- Objective:
Please output the rows from the very beginning through the line containing "x-tick-label: Democratic Intra−party" as a JSON list of strings, one string per line, with blank lines left out.

- Collected data entries:

=-=-=

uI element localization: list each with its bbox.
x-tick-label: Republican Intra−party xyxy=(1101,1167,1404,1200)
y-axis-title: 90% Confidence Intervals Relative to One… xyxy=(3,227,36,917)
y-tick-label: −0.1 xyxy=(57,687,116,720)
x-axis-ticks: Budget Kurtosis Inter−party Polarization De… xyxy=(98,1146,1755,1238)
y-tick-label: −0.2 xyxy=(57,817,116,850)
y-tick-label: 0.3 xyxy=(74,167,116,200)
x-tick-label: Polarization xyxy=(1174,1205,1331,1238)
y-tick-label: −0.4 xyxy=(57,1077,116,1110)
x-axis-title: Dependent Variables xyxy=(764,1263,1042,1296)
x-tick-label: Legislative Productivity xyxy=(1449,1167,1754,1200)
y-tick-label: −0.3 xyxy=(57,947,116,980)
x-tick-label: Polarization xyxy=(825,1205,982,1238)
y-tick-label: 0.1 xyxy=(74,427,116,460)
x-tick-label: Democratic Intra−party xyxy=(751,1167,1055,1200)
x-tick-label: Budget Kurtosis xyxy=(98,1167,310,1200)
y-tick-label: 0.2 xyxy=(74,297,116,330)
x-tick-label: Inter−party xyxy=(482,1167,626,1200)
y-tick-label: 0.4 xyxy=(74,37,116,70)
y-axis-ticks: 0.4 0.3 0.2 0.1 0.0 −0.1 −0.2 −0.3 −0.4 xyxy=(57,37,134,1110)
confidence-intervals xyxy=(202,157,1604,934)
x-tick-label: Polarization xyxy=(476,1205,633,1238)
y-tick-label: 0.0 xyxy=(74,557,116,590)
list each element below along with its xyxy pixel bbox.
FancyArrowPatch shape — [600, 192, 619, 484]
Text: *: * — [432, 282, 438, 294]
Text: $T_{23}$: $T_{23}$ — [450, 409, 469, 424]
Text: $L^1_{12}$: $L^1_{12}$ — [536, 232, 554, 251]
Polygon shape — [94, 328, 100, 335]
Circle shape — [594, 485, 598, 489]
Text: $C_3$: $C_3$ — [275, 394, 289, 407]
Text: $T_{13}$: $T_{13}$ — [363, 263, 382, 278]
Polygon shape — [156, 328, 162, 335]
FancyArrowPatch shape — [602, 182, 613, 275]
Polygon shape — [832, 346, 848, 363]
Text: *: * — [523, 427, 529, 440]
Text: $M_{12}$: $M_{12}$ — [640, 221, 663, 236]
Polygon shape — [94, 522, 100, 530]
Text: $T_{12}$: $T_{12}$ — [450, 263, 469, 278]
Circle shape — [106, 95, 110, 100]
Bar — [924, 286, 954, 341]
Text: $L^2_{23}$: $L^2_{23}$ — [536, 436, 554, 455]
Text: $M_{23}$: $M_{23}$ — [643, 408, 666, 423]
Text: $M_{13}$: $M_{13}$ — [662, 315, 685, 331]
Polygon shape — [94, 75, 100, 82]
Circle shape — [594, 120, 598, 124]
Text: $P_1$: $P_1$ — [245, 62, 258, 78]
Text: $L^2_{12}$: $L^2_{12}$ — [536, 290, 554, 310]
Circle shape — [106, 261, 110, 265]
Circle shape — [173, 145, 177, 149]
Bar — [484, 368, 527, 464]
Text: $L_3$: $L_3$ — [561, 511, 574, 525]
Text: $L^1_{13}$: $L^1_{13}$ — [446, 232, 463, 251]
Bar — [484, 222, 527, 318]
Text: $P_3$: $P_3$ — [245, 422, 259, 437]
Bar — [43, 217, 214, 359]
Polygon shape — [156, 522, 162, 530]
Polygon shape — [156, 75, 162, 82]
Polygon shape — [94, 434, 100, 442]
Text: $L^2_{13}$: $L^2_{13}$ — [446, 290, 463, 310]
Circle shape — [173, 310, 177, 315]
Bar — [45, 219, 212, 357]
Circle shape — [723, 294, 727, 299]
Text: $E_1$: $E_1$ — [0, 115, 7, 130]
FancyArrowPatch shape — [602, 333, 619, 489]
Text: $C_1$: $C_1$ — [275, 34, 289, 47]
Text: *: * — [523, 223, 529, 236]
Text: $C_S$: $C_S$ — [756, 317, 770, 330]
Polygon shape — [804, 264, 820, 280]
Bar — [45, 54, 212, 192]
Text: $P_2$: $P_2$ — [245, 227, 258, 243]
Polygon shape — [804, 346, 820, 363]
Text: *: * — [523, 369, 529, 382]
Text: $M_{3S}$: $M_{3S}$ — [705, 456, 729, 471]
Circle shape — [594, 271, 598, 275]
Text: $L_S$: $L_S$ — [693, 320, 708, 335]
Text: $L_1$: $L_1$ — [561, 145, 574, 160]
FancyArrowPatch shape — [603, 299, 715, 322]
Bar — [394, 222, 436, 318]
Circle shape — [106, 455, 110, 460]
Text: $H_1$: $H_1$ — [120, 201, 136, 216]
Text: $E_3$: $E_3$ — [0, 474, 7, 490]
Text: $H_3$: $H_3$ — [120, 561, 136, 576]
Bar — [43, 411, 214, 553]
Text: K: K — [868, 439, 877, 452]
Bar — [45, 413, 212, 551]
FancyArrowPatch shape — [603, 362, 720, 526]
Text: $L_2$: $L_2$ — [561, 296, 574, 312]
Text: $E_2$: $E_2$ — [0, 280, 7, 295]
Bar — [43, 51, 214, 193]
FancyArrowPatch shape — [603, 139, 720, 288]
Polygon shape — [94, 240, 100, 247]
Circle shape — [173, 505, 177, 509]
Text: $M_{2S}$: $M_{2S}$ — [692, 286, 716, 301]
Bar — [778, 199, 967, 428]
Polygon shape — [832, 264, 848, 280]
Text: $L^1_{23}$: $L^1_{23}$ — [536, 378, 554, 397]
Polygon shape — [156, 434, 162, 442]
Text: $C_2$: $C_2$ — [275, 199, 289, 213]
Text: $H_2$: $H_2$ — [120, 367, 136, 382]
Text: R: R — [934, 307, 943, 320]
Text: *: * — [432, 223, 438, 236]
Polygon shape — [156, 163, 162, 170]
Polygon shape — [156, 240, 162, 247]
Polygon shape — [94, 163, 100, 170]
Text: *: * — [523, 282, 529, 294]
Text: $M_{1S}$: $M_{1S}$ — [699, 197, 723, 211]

=-=-=

- Task output:
[
  "uI element localization: list each with its bbox.",
  "x-tick-label: Republican Intra−party xyxy=(1101,1167,1404,1200)",
  "y-axis-title: 90% Confidence Intervals Relative to One… xyxy=(3,227,36,917)",
  "y-tick-label: −0.1 xyxy=(57,687,116,720)",
  "x-axis-ticks: Budget Kurtosis Inter−party Polarization De… xyxy=(98,1146,1755,1238)",
  "y-tick-label: −0.2 xyxy=(57,817,116,850)",
  "y-tick-label: 0.3 xyxy=(74,167,116,200)",
  "x-tick-label: Polarization xyxy=(1174,1205,1331,1238)",
  "y-tick-label: −0.4 xyxy=(57,1077,116,1110)",
  "x-axis-title: Dependent Variables xyxy=(764,1263,1042,1296)",
  "x-tick-label: Legislative Productivity xyxy=(1449,1167,1754,1200)",
  "y-tick-label: −0.3 xyxy=(57,947,116,980)",
  "x-tick-label: Polarization xyxy=(825,1205,982,1238)",
  "y-tick-label: 0.1 xyxy=(74,427,116,460)",
  "x-tick-label: Democratic Intra−party xyxy=(751,1167,1055,1200)"
]